The answer is one number: how many lines in the data below hold "proyecto".

○ ○ ○

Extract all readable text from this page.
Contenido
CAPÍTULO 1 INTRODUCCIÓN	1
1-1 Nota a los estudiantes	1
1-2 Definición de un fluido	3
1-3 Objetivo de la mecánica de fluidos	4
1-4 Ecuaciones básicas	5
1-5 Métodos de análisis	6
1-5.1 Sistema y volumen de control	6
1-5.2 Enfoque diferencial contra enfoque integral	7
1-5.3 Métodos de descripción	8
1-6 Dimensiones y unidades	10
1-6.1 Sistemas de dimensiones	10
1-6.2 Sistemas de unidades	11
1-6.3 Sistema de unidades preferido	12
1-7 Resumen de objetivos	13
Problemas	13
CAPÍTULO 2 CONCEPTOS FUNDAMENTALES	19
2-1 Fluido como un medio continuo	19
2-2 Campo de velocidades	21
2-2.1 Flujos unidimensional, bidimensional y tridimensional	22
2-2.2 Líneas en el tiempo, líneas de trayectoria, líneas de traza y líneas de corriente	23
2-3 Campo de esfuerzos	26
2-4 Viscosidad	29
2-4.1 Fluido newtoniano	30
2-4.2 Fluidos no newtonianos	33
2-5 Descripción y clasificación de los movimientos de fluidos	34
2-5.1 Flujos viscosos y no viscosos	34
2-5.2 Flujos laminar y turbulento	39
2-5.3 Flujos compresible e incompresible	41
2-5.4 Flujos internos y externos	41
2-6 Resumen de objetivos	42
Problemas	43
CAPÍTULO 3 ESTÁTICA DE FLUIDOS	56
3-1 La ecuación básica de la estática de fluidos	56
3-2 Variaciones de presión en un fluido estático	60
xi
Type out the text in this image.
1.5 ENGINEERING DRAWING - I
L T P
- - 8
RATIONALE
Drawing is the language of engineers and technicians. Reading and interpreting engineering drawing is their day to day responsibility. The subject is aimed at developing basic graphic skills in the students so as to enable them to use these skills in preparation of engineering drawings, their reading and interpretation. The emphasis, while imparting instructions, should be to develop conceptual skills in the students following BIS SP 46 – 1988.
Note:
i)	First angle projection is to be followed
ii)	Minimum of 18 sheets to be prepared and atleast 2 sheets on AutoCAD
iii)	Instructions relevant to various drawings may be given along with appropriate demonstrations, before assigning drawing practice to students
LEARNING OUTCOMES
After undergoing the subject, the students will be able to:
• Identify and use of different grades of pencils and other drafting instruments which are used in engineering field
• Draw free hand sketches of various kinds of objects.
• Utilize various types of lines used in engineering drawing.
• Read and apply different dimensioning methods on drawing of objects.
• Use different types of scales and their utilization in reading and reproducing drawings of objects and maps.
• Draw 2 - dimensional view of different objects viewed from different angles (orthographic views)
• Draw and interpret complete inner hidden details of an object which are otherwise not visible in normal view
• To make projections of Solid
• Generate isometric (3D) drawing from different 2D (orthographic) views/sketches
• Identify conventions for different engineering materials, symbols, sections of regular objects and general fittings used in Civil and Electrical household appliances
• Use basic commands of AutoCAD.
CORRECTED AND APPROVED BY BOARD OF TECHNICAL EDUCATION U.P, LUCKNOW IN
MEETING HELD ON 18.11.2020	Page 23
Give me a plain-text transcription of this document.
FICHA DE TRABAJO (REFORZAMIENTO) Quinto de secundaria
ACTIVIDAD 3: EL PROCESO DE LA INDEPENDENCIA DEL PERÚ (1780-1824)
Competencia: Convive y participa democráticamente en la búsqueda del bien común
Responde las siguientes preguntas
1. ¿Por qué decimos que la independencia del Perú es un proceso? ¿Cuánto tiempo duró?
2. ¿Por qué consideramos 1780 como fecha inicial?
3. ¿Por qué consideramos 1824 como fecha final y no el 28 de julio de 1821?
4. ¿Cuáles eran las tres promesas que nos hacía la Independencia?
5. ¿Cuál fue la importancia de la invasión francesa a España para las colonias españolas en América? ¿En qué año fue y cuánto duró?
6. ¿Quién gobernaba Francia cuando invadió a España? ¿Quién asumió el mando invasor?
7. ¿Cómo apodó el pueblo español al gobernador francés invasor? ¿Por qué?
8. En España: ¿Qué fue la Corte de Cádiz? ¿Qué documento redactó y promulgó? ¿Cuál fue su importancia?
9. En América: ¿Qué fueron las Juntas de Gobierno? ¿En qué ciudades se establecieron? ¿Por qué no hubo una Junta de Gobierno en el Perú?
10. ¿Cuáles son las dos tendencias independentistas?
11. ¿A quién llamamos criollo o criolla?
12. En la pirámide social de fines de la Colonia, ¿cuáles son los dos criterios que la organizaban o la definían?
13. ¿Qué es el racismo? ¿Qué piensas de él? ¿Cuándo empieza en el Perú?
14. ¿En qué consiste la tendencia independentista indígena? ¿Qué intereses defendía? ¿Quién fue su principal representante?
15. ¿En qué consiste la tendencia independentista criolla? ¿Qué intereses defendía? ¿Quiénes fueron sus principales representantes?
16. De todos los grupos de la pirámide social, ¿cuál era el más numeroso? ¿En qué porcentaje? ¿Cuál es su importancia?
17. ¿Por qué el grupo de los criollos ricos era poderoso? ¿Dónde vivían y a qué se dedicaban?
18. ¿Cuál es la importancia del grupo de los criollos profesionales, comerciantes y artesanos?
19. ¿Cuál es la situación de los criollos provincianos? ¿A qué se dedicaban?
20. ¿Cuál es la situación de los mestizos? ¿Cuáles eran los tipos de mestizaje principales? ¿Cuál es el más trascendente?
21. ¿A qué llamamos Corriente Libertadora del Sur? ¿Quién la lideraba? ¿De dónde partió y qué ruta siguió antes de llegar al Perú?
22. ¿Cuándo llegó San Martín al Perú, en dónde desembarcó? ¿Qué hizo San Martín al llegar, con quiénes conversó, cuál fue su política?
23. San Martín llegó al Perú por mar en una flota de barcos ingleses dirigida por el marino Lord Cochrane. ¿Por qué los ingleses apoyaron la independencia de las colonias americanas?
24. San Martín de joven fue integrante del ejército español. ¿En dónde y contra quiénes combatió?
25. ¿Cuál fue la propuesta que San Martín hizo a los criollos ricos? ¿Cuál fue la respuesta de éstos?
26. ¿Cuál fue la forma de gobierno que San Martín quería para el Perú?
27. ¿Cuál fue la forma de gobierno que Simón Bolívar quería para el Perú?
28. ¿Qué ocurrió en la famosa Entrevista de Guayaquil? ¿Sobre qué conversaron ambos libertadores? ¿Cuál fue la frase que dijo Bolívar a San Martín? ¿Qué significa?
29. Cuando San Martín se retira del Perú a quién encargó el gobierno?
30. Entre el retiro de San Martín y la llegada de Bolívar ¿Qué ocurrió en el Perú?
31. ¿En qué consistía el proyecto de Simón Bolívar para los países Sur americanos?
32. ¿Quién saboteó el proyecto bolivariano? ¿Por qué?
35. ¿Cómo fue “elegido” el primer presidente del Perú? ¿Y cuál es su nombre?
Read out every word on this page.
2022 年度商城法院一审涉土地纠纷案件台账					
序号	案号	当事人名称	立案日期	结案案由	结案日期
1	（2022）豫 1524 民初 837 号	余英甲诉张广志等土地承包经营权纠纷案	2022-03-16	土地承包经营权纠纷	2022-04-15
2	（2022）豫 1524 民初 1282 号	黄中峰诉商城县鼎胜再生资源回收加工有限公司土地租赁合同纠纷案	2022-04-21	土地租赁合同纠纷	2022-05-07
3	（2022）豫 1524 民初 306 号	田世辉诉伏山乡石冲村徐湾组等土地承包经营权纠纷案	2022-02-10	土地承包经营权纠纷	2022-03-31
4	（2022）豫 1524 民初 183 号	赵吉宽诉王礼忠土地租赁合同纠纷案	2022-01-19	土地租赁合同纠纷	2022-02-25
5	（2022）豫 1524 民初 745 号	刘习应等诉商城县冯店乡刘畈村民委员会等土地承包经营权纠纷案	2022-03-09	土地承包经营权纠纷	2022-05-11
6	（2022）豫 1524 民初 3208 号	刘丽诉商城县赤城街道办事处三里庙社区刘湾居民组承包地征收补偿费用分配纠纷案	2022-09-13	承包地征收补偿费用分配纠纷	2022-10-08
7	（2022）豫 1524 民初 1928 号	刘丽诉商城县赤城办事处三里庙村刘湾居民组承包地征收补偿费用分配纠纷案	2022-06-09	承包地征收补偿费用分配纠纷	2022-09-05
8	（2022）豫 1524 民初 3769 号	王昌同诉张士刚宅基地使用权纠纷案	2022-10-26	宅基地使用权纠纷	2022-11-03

○ ○ ○

THE ANSWER
2